Task input
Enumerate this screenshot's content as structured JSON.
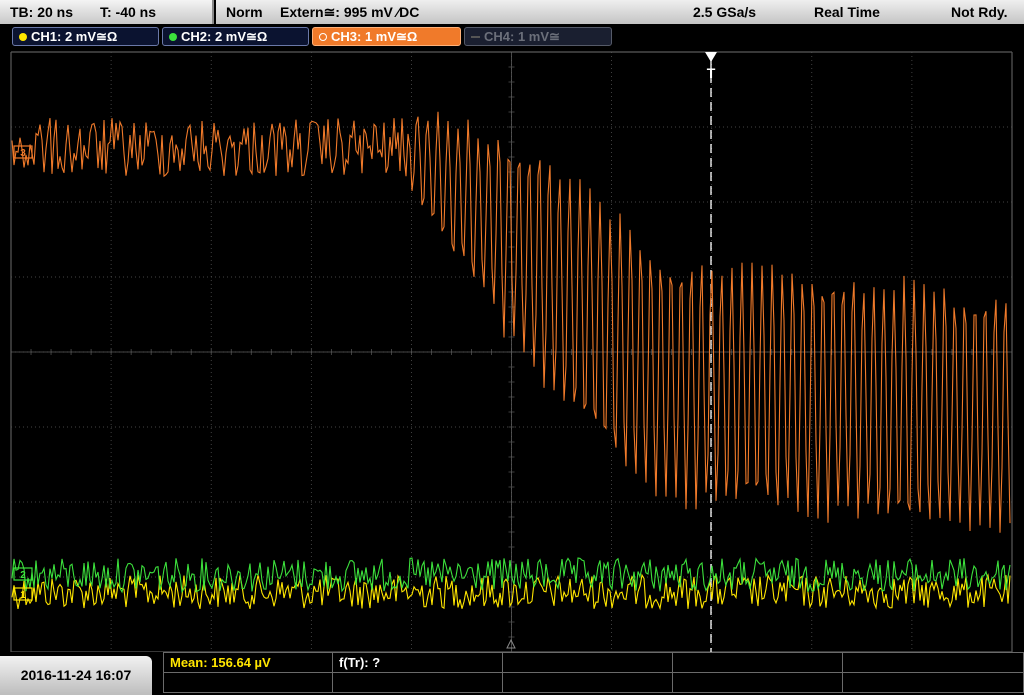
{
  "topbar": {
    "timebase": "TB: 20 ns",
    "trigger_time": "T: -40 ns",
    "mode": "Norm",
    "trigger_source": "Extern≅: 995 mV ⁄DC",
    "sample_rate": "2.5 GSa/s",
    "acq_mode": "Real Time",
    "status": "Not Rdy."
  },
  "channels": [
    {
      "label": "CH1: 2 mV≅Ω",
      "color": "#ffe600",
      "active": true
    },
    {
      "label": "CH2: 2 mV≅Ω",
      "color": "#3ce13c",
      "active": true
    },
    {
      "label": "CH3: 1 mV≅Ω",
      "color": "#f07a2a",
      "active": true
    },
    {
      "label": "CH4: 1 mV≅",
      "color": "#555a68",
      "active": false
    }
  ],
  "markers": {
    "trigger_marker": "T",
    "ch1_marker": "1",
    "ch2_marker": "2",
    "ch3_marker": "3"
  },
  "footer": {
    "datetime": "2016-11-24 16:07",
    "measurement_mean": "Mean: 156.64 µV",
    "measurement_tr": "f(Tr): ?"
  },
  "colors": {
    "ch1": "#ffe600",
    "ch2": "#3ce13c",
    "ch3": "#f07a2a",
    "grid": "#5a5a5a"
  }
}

--

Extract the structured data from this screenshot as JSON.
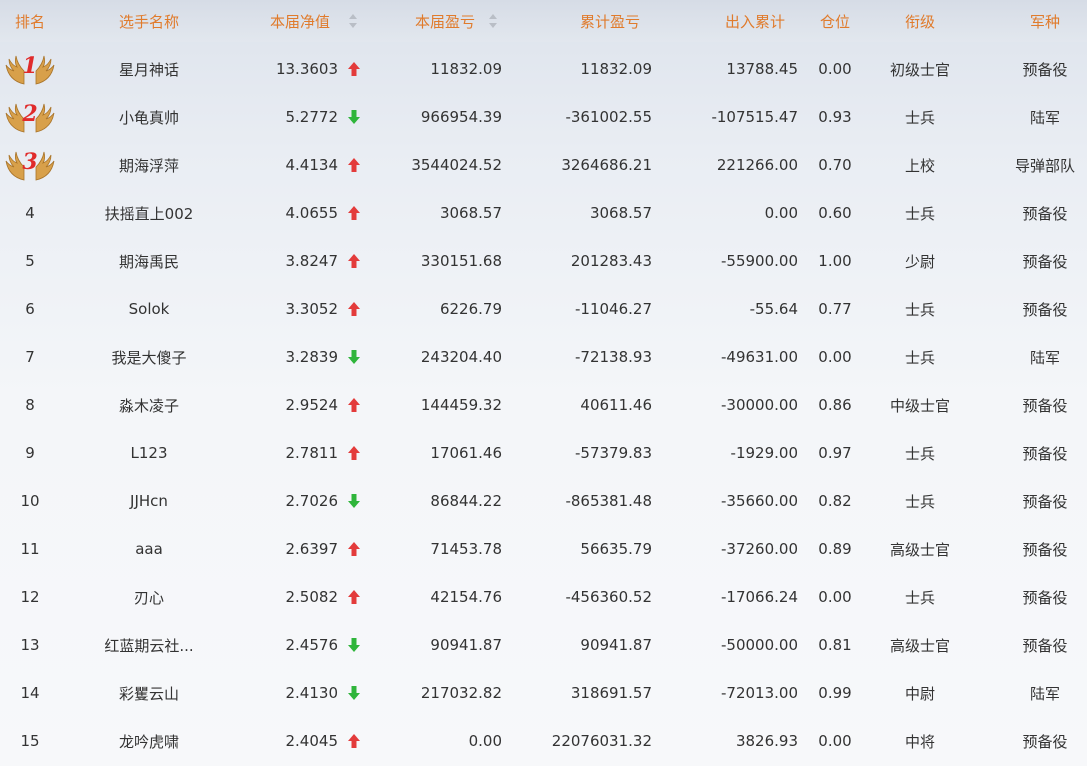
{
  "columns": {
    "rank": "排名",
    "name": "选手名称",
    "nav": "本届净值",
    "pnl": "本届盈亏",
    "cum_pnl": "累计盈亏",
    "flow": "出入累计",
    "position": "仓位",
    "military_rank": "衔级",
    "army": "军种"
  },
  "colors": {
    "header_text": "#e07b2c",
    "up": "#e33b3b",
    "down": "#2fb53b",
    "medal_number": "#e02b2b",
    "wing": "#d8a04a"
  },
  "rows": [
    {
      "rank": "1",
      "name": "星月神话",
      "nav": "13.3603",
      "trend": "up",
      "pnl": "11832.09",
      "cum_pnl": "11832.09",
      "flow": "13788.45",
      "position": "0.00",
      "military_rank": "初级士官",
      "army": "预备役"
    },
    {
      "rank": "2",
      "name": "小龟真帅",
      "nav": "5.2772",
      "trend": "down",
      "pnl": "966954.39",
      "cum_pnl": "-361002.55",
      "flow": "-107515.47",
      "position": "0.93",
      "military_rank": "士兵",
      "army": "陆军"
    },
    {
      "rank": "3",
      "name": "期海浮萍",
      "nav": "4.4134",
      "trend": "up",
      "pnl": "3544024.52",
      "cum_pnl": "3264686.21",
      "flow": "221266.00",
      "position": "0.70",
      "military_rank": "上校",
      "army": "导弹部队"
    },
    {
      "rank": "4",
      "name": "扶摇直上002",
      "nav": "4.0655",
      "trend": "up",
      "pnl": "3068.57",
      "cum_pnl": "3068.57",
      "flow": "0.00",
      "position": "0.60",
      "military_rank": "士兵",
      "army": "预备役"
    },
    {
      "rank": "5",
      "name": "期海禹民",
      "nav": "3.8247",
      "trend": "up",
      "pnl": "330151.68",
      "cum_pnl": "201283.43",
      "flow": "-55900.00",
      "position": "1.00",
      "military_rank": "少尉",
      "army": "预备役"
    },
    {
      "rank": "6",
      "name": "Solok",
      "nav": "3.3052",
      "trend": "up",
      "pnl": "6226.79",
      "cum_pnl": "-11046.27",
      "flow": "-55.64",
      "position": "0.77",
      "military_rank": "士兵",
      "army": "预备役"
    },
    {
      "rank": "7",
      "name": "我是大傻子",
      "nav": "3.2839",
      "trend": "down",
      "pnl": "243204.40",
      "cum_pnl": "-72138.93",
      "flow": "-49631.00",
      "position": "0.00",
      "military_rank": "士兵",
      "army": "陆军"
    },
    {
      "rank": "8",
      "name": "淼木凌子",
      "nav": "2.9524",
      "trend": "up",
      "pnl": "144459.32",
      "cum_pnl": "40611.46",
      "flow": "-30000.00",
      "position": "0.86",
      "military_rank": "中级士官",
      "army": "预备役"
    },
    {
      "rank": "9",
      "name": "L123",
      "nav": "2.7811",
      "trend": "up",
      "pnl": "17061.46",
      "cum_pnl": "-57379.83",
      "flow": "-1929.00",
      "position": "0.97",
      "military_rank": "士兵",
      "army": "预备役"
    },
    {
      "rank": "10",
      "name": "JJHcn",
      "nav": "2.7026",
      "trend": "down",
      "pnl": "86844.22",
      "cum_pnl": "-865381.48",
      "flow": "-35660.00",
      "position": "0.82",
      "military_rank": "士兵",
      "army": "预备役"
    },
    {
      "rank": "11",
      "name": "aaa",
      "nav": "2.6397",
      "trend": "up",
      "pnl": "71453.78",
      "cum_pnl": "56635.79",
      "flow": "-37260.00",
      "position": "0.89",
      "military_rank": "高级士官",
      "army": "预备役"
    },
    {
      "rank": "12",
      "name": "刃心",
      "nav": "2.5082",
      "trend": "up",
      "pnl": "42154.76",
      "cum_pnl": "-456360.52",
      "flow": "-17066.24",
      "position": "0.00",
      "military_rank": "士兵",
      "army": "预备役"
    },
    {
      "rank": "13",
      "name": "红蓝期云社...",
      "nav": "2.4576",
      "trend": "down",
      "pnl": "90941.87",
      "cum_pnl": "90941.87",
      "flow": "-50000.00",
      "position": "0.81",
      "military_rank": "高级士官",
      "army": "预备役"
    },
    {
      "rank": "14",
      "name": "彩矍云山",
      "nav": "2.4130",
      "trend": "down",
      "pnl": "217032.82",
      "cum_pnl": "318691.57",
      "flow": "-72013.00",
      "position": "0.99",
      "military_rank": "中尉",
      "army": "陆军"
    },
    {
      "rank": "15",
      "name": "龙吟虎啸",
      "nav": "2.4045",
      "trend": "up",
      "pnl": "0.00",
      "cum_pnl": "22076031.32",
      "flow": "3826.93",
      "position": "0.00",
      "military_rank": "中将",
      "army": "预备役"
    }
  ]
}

Requirement
Identify every line where the string "this" appears.

Final result
Enumerate this screenshot's content as structured JSON.
Extract the structured data from this screenshot as JSON.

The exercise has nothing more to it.